• [Goal] Write out every line of the material as it stands, apart from the pictures.

(Dataset items)
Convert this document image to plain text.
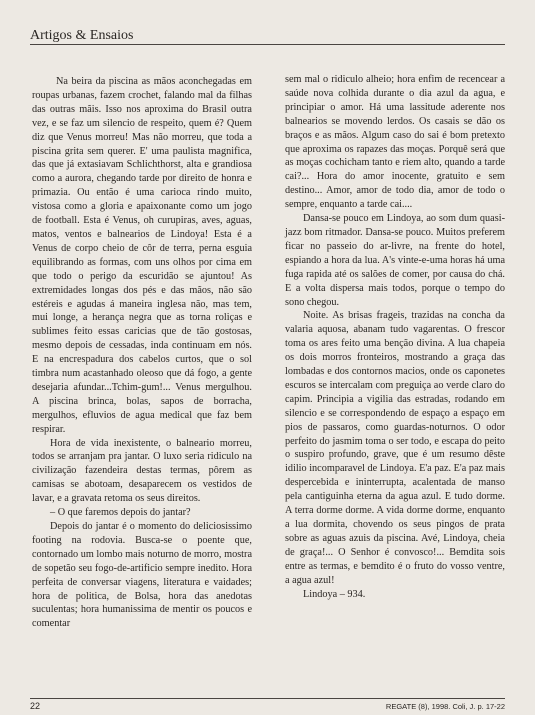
Artigos & Ensaios

Na beira da piscina as mãos aconchegadas em roupas urbanas, fazem crochet, falando mal da filhas das outras mãis. Isso nos aproxima do Brasil outra vez, e se faz um silencio de respeito, quem é? Quem diz que Venus morreu! Mas não morreu, que toda a piscina grita sem querer. E' uma paulista magnifica, das que já extasiavam Schlichthorst, alta e grandiosa como a aurora, chegando tarde por direito de honra e primazia. Ou então é uma carioca rindo muito, vistosa como a gloria e apaixonante como um jogo de football. Esta é Venus, oh curupiras, aves, aguas, matos, ventos e balnearios de Lindoya! Esta é a Venus de corpo cheio de côr de terra, perna esguia equilibrando as formas, com uns olhos por cima em que todo o perigo da escuridão se ajuntou! As extremidades longas dos pés e das mãos, não são estéreis e agudas á maneira inglesa não, mas tem, mui longe, a herança negra que as torna roliças e sublimes feito essas caricias que de tão gostosas, mesmo depois de cessadas, inda continuam em nós. E na encrespadura dos cabelos curtos, que o sol timbra num acastanhado oleoso que dá fogo, a gente desejaria afundar...Tchim-gum!... Venus mergulhou. A piscina brinca, bolas, sapos de borracha, mergulhos, efluvios de agua medical que faz bem respirar.

Hora de vida inexistente, o balneario morreu, todos se arranjam pra jantar. O luxo seria ridiculo na civilização fazendeira destas termas, pôrem as camisas se abotoam, desaparecem os vestidos de lavar, e a gravata retoma os seus direitos.

– O que faremos depois do jantar?

Depois do jantar é o momento do deliciosissimo footing na rodovia. Busca-se o poente que, contornado um lombo mais noturno de morro, mostra de sopetão seu fogo-de-artificio sempre inedito. Hora perfeita de conversar viagens, literatura e vaidades; hora de politica, de Bolsa, hora das anedotas suculentas; hora humanissima de mentir os poucos e comentar

sem mal o ridiculo alheio; hora enfim de recencear a saúde nova colhida durante o dia azul da agua, e principiar o amor. Há uma lassitude aderente nos balnearios se movendo lerdos. Os casais se dão os braços e as mãos. Algum caso do sai é bom pretexto que aproxima os rapazes das moças. Porquê será que as moças cochicham tanto e riem alto, quando a tarde cai?... Hora do amor inocente, gratuito e sem destino... Amor, amor de todo dia, amor de todo o sempre, enquanto a tarde cai....

Dansa-se pouco em Lindoya, ao som dum quasi-jazz bom ritmador. Dansa-se pouco. Muitos preferem ficar no passeio do ar-livre, na frente do hotel, espiando a hora da lua. A's vinte-e-uma horas há uma fuga rapida até os salões de comer, por causa do chá. E a volta dispersa mais todos, porque o tempo do sono chegou.

Noite. As brisas frageis, trazidas na concha da valaria aquosa, abanam tudo vagarentas. O frescor toma os ares feito uma benção divina. A lua chapeia os dois morros fronteiros, mostrando a graça das lombadas e dos contornos macios, onde os caponetes escuros se intercalam com preguiça ao verde claro do capim. Principia a vigilia das estradas, rodando em silencio e se correspondendo de espaço a espaço em pios de passaros, como guardas-noturnos. O odor perfeito do jasmim toma o ser todo, e escapa do peito o suspiro profundo, grave, que é um resumo dêste idilio incomparavel de Lindoya. E'a paz. E'a paz mais despercebida e ininterrupta, acalentada de manso pela cantiguinha eterna da agua azul. E tudo dorme. A terra dorme dorme. A vida dorme dorme, enquanto a lua dormita, chovendo os seus pingos de prata sobre as aguas azuis da piscina. Avé, Lindoya, cheia de graça!... O Senhor é convosco!... Bemdita sois entre as termas, e bemdito é o fruto do vosso ventre, a agua azul!

Lindoya – 934.

22	REGATE (8), 1998. Coli, J. p. 17-22
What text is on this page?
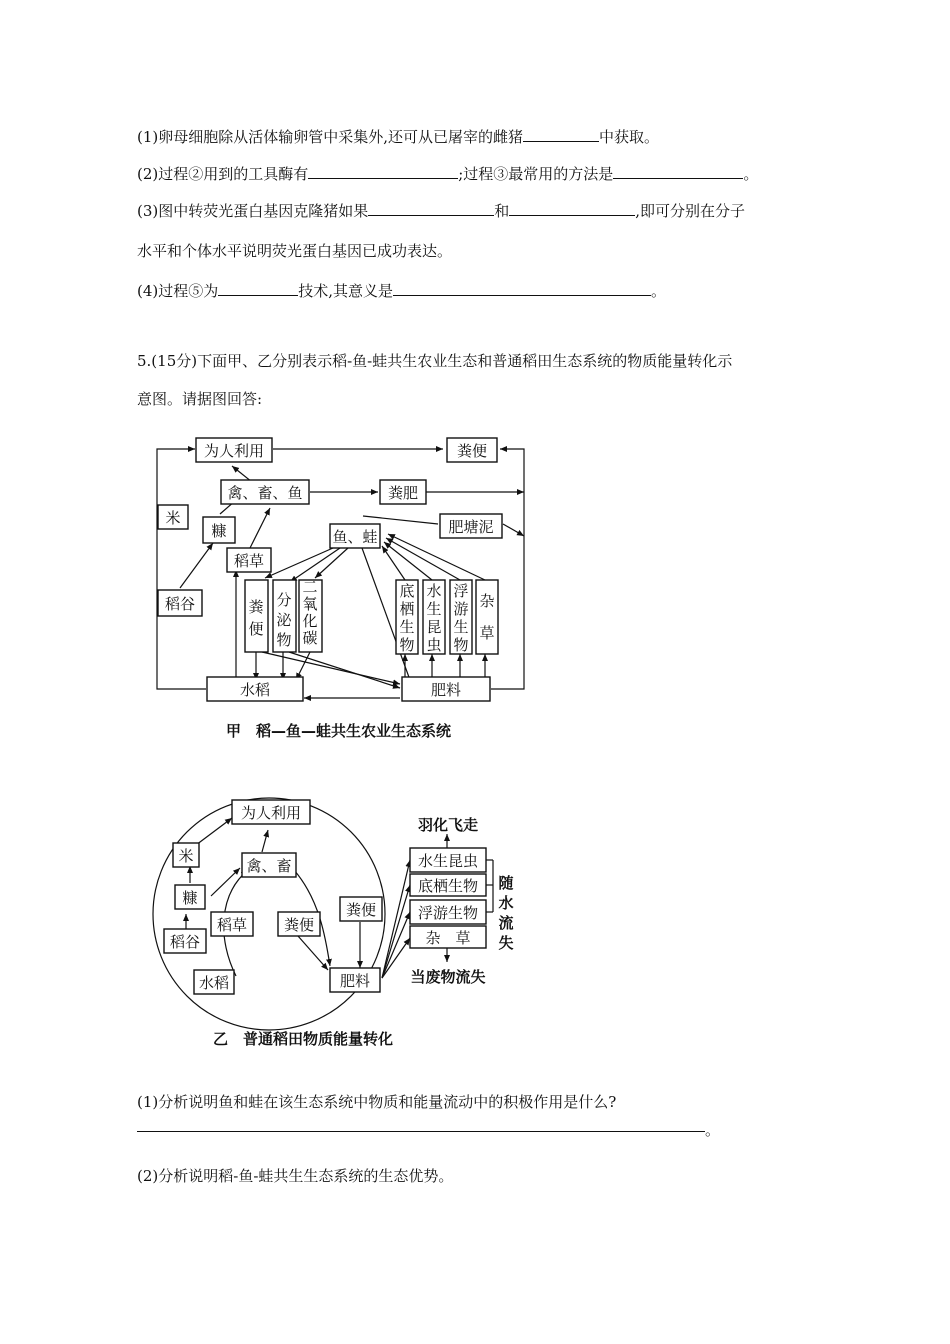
(1)卵母细胞除从活体输卵管中采集外,还可从已屠宰的雌猪	中获取。
(2)过程②用到的工具酶有	;过程③最常用的方法是	。
(3)图中转荧光蛋白基因克隆猪如果	和	,即可分别在分子
水平和个体水平说明荧光蛋白基因已成功表达。
(4)过程⑤为	技术,其意义是	。
5.(15分)下面甲、乙分别表示稻-鱼-蛙共生农业生态和普通稻田生态系统的物质能量转化示
意图。请据图回答:
为人利用	粪便
禽、畜、鱼	粪肥
米
糠	鱼、蛙
肥塘泥
稻草
稻谷
水稻	肥料
粪便
分泌物
二氧化碳
底栖生物
水生昆虫
浮游生物
杂草
甲　稻—鱼—蛙共生农业生态系统
为人利用
米
禽、畜
糠
稻草 粪便
粪便
稻谷
水稻	肥料
水生昆虫
底栖生物
浮游生物
杂　草
羽化飞走
当废物流失
随水流失
乙　普通稻田物质能量转化
(1)分析说明鱼和蛙在该生态系统中物质和能量流动中的积极作用是什么?
。
(2)分析说明稻-鱼-蛙共生生态系统的生态优势。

• [Exercise output]
Convert this document image to plain text.
Artigos & Ensaios

Na beira da piscina as mãos aconchegadas em roupas urbanas, fazem crochet, falando mal da filhas das outras mãis. Isso nos aproxima do Brasil outra vez, e se faz um silencio de respeito, quem é? Quem diz que Venus morreu! Mas não morreu, que toda a piscina grita sem querer. E' uma paulista magnifica, das que já extasiavam Schlichthorst, alta e grandiosa como a aurora, chegando tarde por direito de honra e primazia. Ou então é uma carioca rindo muito, vistosa como a gloria e apaixonante como um jogo de football. Esta é Venus, oh curupiras, aves, aguas, matos, ventos e balnearios de Lindoya! Esta é a Venus de corpo cheio de côr de terra, perna esguia equilibrando as formas, com uns olhos por cima em que todo o perigo da escuridão se ajuntou! As extremidades longas dos pés e das mãos, não são estéreis e agudas á maneira inglesa não, mas tem, mui longe, a herança negra que as torna roliças e sublimes feito essas caricias que de tão gostosas, mesmo depois de cessadas, inda continuam em nós. E na encrespadura dos cabelos curtos, que o sol timbra num acastanhado oleoso que dá fogo, a gente desejaria afundar...Tchim-gum!... Venus mergulhou. A piscina brinca, bolas, sapos de borracha, mergulhos, efluvios de agua medical que faz bem respirar.

Hora de vida inexistente, o balneario morreu, todos se arranjam pra jantar. O luxo seria ridiculo na civilização fazendeira destas termas, pôrem as camisas se abotoam, desaparecem os vestidos de lavar, e a gravata retoma os seus direitos.

– O que faremos depois do jantar?

Depois do jantar é o momento do deliciosissimo footing na rodovia. Busca-se o poente que, contornado um lombo mais noturno de morro, mostra de sopetão seu fogo-de-artificio sempre inedito. Hora perfeita de conversar viagens, literatura e vaidades; hora de politica, de Bolsa, hora das anedotas suculentas; hora humanissima de mentir os poucos e comentar

sem mal o ridiculo alheio; hora enfim de recencear a saúde nova colhida durante o dia azul da agua, e principiar o amor. Há uma lassitude aderente nos balnearios se movendo lerdos. Os casais se dão os braços e as mãos. Algum caso do sai é bom pretexto que aproxima os rapazes das moças. Porquê será que as moças cochicham tanto e riem alto, quando a tarde cai?... Hora do amor inocente, gratuito e sem destino... Amor, amor de todo dia, amor de todo o sempre, enquanto a tarde cai....

Dansa-se pouco em Lindoya, ao som dum quasi-jazz bom ritmador. Dansa-se pouco. Muitos preferem ficar no passeio do ar-livre, na frente do hotel, espiando a hora da lua. A's vinte-e-uma horas há uma fuga rapida até os salões de comer, por causa do chá. E a volta dispersa mais todos, porque o tempo do sono chegou.

Noite. As brisas frageis, trazidas na concha da valaria aquosa, abanam tudo vagarentas. O frescor toma os ares feito uma benção divina. A lua chapeia os dois morros fronteiros, mostrando a graça das lombadas e dos contornos macios, onde os caponetes escuros se intercalam com preguiça ao verde claro do capim. Principia a vigilia das estradas, rodando em silencio e se correspondendo de espaço a espaço em pios de passaros, como guardas-noturnos. O odor perfeito do jasmim toma o ser todo, e escapa do peito o suspiro profundo, grave, que é um resumo dêste idilio incomparavel de Lindoya. E'a paz. E'a paz mais despercebida e ininterrupta, acalentada de manso pela cantiguinha eterna da agua azul. E tudo dorme. A terra dorme dorme. A vida dorme dorme, enquanto a lua dormita, chovendo os seus pingos de prata sobre as aguas azuis da piscina. Avé, Lindoya, cheia de graça!... O Senhor é convosco!... Bemdita sois entre as termas, e bemdito é o fruto do vosso ventre, a agua azul!

Lindoya – 934.

22	REGATE (8), 1998. Coli, J. p. 17-22
What text is on this page?
(1)卵母细胞除从活体输卵管中采集外,还可从已屠宰的雌猪	中获取。
(2)过程②用到的工具酶有	;过程③最常用的方法是	。
(3)图中转荧光蛋白基因克隆猪如果	和	,即可分别在分子
水平和个体水平说明荧光蛋白基因已成功表达。
(4)过程⑤为	技术,其意义是	。
5.(15分)下面甲、乙分别表示稻-鱼-蛙共生农业生态和普通稻田生态系统的物质能量转化示
意图。请据图回答:
为人利用	粪便
禽、畜、鱼	粪肥
米
糠	鱼、蛙
肥塘泥
稻草
稻谷
水稻	肥料
粪便
分泌物
二氧化碳
底栖生物
水生昆虫
浮游生物
杂草
甲　稻—鱼—蛙共生农业生态系统
为人利用
米
禽、畜
糠
稻草 粪便
粪便
稻谷
水稻	肥料
水生昆虫
底栖生物
浮游生物
杂　草
羽化飞走
当废物流失
随水流失
乙　普通稻田物质能量转化
(1)分析说明鱼和蛙在该生态系统中物质和能量流动中的积极作用是什么?
。
(2)分析说明稻-鱼-蛙共生生态系统的生态优势。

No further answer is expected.